*Goal:* Pick out each line of the records in which the word "Paid" appears.

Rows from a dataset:
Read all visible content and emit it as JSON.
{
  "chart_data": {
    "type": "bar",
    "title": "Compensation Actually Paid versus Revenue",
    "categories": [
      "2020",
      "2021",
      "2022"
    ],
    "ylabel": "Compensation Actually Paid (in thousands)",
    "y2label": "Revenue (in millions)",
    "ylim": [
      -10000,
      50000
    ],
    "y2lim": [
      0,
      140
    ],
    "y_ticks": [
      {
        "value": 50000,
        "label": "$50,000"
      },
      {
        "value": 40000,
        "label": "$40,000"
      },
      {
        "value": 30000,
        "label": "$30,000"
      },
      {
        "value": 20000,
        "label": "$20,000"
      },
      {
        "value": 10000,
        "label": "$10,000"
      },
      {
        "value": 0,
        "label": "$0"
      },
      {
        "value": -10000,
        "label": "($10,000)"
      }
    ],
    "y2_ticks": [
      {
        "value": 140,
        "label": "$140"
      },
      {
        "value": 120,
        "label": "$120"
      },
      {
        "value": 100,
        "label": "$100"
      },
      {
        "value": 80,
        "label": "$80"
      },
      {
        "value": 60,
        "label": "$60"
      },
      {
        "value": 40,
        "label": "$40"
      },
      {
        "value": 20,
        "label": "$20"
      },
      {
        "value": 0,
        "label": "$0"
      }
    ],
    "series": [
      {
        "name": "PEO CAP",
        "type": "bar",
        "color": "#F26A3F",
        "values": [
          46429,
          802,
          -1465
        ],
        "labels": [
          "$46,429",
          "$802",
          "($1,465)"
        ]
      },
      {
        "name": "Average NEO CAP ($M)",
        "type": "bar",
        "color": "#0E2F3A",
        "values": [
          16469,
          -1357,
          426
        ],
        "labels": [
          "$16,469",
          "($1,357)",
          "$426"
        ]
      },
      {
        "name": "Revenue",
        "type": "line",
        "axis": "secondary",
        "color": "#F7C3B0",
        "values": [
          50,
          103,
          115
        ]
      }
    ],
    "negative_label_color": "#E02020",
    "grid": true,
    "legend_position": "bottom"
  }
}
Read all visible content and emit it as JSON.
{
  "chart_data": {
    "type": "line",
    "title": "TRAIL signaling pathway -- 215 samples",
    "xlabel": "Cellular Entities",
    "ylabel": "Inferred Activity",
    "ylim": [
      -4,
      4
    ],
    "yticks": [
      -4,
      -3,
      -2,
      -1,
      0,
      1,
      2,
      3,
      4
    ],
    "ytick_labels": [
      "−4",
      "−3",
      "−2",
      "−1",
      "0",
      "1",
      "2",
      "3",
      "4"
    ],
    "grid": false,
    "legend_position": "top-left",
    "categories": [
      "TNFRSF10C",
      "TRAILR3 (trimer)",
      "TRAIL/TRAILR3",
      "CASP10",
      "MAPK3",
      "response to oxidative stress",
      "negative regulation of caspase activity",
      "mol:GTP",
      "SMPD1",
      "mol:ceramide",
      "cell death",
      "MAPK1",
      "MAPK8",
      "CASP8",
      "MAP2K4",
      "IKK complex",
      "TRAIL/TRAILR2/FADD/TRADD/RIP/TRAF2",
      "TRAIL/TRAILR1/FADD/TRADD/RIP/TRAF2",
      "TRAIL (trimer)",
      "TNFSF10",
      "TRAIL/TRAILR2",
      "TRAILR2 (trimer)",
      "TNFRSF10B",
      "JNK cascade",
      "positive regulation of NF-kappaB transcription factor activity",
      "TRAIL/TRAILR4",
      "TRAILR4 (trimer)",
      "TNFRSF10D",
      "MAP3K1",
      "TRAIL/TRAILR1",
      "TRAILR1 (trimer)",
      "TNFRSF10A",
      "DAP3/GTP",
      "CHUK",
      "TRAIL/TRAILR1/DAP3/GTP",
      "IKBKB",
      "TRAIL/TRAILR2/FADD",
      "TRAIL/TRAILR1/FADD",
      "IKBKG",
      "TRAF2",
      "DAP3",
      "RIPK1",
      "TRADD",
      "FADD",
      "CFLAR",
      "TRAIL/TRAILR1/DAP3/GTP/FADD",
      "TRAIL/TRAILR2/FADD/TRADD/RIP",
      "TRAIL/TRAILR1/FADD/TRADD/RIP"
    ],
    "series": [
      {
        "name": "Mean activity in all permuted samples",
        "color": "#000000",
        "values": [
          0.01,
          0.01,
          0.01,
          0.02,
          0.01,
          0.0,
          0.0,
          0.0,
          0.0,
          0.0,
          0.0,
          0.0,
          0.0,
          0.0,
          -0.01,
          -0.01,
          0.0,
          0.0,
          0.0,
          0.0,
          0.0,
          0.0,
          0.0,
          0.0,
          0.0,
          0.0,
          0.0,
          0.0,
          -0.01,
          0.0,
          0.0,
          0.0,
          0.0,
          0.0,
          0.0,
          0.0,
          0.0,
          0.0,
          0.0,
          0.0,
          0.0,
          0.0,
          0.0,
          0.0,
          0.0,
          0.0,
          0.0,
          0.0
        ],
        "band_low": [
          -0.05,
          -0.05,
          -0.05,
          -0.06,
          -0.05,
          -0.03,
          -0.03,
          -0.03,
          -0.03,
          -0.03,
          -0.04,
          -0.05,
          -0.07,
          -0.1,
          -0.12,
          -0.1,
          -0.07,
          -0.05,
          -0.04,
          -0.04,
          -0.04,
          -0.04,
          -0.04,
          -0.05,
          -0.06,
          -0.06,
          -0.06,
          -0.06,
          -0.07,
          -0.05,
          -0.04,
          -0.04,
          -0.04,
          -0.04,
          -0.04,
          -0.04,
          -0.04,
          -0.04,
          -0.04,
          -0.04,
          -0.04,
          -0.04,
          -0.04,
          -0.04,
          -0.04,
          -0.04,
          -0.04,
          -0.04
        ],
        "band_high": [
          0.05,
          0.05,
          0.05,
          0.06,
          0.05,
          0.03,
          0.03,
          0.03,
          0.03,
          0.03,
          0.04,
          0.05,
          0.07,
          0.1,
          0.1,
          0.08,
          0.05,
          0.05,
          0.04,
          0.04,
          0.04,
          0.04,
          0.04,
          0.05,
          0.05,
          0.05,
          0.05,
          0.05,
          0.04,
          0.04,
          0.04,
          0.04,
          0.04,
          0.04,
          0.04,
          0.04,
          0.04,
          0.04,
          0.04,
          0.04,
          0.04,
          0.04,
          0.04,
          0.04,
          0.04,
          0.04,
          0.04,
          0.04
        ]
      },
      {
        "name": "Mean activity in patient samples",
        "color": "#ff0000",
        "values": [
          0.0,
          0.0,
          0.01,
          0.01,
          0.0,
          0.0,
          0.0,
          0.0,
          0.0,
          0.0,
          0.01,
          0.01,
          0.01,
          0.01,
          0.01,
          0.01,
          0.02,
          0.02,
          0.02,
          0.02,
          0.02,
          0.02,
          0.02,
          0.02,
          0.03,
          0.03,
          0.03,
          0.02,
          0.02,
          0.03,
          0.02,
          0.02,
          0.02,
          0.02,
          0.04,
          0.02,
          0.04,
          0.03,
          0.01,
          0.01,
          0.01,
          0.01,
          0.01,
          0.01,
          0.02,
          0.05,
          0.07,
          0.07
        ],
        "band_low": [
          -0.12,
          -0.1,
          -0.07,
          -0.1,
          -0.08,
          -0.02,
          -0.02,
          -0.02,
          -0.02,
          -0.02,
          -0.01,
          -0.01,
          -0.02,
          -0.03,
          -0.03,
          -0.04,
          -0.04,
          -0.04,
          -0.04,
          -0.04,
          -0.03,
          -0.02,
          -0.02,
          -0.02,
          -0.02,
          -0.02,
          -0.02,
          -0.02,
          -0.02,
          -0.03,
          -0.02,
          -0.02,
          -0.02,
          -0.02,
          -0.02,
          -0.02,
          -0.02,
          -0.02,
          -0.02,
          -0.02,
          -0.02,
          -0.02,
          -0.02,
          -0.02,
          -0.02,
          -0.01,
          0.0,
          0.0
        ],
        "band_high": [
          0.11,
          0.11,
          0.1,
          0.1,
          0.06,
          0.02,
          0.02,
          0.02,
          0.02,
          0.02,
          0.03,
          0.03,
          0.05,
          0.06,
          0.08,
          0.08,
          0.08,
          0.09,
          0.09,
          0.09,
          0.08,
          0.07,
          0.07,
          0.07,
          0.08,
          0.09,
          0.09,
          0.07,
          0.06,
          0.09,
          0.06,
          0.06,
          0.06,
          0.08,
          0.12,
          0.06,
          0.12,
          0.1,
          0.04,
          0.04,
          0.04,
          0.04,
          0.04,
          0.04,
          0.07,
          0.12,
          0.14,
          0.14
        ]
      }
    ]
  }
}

*Solved problem:*
    "title": "Compensation Actually Paid versus Revenue",
    "ylabel": "Compensation Actually Paid (in thousands)",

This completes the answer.